Source data ->

◇ ◇ ◇

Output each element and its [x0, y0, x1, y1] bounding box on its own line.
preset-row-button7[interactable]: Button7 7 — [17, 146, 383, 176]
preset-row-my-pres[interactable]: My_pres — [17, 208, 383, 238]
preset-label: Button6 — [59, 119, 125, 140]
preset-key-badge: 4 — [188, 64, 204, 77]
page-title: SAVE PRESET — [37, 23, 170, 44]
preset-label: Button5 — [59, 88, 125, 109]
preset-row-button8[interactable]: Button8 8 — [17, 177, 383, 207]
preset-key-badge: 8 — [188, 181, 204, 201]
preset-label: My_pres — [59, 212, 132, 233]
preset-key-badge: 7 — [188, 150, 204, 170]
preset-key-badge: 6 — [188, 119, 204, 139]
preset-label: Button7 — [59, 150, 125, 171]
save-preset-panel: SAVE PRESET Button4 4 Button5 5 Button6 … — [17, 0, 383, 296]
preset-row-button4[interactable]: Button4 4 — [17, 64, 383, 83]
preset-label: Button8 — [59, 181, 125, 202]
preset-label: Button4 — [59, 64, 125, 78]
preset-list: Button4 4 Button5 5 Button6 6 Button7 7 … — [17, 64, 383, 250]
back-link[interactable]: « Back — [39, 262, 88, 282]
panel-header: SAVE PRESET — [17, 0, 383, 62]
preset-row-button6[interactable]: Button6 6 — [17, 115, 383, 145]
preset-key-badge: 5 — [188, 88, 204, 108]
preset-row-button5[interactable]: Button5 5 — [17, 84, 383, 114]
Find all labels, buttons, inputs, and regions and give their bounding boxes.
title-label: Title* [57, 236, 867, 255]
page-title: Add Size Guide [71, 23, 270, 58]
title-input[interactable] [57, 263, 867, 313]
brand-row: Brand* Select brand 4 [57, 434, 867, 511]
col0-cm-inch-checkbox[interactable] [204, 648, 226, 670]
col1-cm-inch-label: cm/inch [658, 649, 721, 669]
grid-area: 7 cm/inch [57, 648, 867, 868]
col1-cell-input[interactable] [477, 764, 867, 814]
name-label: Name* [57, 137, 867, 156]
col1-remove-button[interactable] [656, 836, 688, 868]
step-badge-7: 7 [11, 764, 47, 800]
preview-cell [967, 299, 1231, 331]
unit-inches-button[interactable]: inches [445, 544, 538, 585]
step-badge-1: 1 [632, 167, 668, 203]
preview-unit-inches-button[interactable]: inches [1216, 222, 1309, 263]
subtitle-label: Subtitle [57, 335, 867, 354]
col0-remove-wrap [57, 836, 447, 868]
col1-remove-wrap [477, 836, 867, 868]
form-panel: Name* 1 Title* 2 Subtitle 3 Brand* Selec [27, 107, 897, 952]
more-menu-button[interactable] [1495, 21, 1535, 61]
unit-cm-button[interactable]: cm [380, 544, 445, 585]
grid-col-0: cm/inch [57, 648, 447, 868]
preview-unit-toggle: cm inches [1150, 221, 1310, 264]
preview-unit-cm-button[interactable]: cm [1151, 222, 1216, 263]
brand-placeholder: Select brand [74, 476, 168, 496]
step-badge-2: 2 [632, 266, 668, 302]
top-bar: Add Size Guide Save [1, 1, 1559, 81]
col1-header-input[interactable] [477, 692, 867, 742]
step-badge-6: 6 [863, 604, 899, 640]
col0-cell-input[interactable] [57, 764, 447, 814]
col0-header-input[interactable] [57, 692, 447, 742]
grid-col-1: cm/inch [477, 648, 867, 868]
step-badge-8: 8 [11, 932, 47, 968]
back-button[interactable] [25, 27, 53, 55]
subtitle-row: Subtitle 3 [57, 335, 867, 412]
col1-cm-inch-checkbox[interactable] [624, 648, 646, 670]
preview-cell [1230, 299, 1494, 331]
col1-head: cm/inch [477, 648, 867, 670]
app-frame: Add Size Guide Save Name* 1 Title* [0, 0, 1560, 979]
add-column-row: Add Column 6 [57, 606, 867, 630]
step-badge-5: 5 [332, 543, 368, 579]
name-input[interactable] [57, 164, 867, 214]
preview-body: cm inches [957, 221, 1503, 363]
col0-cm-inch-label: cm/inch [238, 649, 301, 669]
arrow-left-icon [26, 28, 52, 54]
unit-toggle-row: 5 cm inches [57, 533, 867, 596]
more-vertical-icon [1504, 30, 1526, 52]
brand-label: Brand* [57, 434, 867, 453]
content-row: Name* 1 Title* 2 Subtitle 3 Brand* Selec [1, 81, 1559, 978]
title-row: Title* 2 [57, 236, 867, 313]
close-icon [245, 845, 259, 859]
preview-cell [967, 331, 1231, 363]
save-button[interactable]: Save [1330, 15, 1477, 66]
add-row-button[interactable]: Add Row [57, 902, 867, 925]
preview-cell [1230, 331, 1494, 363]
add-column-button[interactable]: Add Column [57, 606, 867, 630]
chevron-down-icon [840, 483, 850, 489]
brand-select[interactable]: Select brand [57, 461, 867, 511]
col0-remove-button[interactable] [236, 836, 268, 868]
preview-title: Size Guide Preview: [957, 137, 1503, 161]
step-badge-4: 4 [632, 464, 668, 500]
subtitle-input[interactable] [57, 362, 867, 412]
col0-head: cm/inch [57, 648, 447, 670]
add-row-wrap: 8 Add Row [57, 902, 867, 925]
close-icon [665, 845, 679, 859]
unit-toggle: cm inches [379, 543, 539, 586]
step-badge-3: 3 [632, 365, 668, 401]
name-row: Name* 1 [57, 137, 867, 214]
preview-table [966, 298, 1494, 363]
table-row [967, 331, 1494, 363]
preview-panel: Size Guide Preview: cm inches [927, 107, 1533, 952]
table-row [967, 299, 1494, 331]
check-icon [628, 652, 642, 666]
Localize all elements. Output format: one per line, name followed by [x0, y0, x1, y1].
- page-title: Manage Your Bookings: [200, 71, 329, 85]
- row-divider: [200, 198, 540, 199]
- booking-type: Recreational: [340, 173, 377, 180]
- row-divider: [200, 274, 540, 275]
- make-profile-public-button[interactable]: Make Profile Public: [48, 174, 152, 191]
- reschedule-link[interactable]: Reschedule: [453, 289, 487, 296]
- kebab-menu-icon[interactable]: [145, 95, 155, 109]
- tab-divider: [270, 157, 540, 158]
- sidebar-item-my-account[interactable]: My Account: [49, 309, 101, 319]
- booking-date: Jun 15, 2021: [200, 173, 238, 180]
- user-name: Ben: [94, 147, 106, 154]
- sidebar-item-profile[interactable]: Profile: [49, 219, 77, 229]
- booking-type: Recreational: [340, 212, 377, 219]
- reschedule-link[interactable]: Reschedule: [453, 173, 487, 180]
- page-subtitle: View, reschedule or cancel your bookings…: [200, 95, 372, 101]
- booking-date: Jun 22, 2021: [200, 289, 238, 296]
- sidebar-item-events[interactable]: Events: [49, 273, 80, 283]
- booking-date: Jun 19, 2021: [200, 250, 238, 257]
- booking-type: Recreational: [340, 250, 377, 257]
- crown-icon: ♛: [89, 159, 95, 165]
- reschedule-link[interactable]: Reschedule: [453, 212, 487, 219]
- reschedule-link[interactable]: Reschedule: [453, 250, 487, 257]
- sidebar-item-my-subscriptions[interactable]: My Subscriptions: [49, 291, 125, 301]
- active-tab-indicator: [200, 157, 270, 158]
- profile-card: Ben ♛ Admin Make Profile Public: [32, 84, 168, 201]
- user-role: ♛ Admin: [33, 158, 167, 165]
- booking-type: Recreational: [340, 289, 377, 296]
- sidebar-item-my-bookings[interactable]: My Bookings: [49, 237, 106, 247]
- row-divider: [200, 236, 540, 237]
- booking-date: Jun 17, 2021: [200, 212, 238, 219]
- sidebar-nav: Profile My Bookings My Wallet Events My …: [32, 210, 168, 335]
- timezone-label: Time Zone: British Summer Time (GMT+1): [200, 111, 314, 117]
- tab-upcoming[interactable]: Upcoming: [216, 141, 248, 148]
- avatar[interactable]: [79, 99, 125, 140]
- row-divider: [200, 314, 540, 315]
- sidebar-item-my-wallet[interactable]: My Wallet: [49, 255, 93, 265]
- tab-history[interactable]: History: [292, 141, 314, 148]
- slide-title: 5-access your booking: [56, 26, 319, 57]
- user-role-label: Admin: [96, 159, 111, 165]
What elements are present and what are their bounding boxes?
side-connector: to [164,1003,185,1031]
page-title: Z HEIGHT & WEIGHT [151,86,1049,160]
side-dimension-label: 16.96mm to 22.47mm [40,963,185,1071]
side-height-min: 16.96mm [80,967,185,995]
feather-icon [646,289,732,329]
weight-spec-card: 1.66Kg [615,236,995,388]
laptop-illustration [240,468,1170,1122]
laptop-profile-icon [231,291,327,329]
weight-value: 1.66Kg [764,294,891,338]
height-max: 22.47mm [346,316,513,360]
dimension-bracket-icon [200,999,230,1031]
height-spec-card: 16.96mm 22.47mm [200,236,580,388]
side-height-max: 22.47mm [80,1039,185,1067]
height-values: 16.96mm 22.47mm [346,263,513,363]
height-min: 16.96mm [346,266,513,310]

◇ ◇ ◇

Exercise -> Express the lines of the source data as a JSON list of strings, one string per line, starting from the beginning of the source data and going through the line that contains "col1-cm-inch-label: cm/inch [658, 649, 721, 669]".

Result of the exercise ->
[
  "Output each element and its [x0, y0, x1, y1] bounding box on its own line.",
  "preset-row-button7[interactable]: Button7 7 — [17, 146, 383, 176]",
  "preset-row-my-pres[interactable]: My_pres — [17, 208, 383, 238]",
  "preset-label: Button6 — [59, 119, 125, 140]",
  "preset-key-badge: 4 — [188, 64, 204, 77]",
  "page-title: SAVE PRESET — [37, 23, 170, 44]",
  "preset-label: Button5 — [59, 88, 125, 109]",
  "preset-row-button8[interactable]: Button8 8 — [17, 177, 383, 207]",
  "preset-key-badge: 8 — [188, 181, 204, 201]",
  "preset-label: My_pres — [59, 212, 132, 233]",
  "preset-key-badge: 7 — [188, 150, 204, 170]",
  "preset-key-badge: 6 — [188, 119, 204, 139]",
  "preset-label: Button7 — [59, 150, 125, 171]",
  "save-preset-panel: SAVE PRESET Button4 4 Button5 5 Button6 … — [17, 0, 383, 296]",
  "preset-row-button4[interactable]: Button4 4 — [17, 64, 383, 83]",
  "preset-label: Button8 — [59, 181, 125, 202]",
  "preset-label: Button4 — [59, 64, 125, 78]",
  "preset-list: Button4 4 Button5 5 Button6 6 Button7 7 … — [17, 64, 383, 250]",
  "back-link[interactable]: « Back — [39, 262, 88, 282]",
  "panel-header: SAVE PRESET — [17, 0, 383, 62]",
  "preset-row-button6[interactable]: Button6 6 — [17, 115, 383, 145]",
  "preset-key-badge: 5 — [188, 88, 204, 108]",
  "preset-row-button5[interactable]: Button5 5 — [17, 84, 383, 114]",
  "Find all labels, buttons, inputs, and regions and give their bounding boxes.",
  "title-label: Title* [57, 236, 867, 255]",
  "page-title: Add Size Guide [71, 23, 270, 58]",
  "title-input[interactable] [57, 263, 867, 313]",
  "brand-row: Brand* Select brand 4 [57, 434, 867, 511]",
  "col0-cm-inch-checkbox[interactable] [204, 648, 226, 670]",
  "col1-cm-inch-label: cm/inch [658, 649, 721, 669]"
]